Information provided:
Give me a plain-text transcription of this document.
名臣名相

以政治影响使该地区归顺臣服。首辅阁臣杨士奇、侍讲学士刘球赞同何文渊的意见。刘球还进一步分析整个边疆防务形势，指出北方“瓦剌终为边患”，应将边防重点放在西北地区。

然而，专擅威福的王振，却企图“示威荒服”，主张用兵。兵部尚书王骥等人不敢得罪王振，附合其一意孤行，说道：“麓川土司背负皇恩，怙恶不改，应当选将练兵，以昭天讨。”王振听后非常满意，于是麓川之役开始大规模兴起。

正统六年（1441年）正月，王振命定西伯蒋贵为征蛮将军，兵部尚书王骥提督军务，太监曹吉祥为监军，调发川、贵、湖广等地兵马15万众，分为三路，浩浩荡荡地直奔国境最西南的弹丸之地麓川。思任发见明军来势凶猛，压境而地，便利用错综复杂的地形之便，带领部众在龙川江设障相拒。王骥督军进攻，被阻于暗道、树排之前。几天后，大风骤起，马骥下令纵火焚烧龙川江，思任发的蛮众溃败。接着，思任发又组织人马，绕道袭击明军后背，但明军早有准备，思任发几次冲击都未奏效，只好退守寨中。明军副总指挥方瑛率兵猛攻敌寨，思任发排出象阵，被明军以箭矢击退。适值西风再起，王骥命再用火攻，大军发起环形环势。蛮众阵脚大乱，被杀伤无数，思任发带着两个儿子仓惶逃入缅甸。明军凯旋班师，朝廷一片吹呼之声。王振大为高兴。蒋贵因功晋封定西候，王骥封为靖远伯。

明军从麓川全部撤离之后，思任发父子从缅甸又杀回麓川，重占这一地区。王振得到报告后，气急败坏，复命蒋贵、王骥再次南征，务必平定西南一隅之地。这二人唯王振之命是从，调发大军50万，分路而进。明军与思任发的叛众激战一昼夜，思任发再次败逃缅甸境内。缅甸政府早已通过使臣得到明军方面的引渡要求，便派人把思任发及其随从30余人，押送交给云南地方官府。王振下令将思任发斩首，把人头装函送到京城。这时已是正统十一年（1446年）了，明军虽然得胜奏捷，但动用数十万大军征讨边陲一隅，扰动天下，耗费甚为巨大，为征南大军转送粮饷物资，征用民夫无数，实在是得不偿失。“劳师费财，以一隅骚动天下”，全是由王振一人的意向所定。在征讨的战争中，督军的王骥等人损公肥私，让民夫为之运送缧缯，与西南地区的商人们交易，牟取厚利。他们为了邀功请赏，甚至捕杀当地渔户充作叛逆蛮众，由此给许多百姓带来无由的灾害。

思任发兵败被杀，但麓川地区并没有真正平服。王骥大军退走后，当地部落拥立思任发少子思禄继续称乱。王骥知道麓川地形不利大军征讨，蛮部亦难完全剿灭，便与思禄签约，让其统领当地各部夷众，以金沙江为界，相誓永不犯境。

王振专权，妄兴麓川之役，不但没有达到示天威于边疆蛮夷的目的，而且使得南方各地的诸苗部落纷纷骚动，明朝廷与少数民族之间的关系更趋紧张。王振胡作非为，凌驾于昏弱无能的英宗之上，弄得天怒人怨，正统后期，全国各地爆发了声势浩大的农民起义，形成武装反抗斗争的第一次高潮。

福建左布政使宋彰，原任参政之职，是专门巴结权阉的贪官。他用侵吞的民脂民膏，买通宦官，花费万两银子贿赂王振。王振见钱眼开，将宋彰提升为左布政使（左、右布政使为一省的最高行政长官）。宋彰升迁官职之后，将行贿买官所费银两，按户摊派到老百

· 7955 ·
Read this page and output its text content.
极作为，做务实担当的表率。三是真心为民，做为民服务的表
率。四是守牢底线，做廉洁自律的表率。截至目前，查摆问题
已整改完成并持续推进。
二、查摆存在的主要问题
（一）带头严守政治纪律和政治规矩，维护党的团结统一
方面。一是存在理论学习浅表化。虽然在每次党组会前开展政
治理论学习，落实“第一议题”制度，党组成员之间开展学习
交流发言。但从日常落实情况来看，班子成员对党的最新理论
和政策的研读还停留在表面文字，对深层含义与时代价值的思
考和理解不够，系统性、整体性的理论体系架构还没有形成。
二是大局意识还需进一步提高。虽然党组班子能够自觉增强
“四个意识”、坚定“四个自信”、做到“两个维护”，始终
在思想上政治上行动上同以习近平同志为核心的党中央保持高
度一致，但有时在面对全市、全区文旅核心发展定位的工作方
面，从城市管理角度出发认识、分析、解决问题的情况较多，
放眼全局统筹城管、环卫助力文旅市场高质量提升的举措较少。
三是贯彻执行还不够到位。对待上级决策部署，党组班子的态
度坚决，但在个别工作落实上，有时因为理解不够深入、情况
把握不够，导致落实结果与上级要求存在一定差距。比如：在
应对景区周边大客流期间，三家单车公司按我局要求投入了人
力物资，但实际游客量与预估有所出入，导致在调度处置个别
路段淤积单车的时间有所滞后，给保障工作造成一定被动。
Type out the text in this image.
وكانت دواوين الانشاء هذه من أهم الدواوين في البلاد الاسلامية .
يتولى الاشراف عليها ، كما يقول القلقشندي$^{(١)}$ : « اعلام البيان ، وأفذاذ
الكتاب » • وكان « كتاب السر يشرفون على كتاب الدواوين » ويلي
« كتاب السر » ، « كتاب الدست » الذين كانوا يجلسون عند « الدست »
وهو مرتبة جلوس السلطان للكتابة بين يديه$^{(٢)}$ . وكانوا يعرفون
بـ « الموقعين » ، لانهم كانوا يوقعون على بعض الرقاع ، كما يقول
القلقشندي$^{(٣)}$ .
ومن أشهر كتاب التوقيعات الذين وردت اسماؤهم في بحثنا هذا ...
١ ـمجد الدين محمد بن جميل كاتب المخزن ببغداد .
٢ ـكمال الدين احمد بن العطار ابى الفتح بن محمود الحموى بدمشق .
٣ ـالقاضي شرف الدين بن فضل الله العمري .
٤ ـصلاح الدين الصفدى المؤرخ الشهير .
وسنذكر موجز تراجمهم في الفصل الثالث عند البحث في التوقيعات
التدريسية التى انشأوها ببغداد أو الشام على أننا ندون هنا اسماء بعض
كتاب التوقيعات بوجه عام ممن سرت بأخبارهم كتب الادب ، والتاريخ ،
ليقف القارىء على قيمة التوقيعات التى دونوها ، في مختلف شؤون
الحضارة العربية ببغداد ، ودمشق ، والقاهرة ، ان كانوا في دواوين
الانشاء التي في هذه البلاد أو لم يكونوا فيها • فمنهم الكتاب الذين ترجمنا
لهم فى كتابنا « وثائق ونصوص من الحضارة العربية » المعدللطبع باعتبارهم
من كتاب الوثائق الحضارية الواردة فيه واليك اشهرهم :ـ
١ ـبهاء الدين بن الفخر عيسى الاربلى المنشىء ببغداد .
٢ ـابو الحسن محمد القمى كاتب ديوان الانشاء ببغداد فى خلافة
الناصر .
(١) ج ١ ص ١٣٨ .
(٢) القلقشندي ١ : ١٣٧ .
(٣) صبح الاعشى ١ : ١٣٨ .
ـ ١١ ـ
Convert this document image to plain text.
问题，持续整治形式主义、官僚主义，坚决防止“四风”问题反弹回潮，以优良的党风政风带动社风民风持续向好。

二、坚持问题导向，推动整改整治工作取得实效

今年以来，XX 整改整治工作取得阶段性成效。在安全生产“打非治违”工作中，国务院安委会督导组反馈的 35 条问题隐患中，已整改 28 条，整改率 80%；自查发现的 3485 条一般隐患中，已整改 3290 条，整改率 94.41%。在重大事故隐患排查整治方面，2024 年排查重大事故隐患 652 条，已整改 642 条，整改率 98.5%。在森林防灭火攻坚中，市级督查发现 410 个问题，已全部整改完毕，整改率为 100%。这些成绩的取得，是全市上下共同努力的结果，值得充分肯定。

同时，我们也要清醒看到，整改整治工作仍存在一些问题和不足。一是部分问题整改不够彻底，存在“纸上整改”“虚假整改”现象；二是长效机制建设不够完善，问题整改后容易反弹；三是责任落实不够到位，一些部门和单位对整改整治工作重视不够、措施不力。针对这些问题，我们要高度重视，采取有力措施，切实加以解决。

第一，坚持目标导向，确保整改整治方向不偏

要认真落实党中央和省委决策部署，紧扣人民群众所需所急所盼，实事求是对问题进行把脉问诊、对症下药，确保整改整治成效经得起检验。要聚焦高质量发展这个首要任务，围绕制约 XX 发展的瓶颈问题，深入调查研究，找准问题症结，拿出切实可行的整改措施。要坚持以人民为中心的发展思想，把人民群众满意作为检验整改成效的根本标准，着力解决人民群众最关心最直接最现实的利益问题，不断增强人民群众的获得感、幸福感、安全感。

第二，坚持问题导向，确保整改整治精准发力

Problem details: Only lines with the word "الدين" should be collected from the material.

Task response:
١ ـمجد الدين محمد بن جميل كاتب المخزن ببغداد .
٢ ـكمال الدين احمد بن العطار ابى الفتح بن محمود الحموى بدمشق .
٣ ـالقاضي شرف الدين بن فضل الله العمري .
٤ ـصلاح الدين الصفدى المؤرخ الشهير .
١ ـبهاء الدين بن الفخر عيسى الاربلى المنشىء ببغداد .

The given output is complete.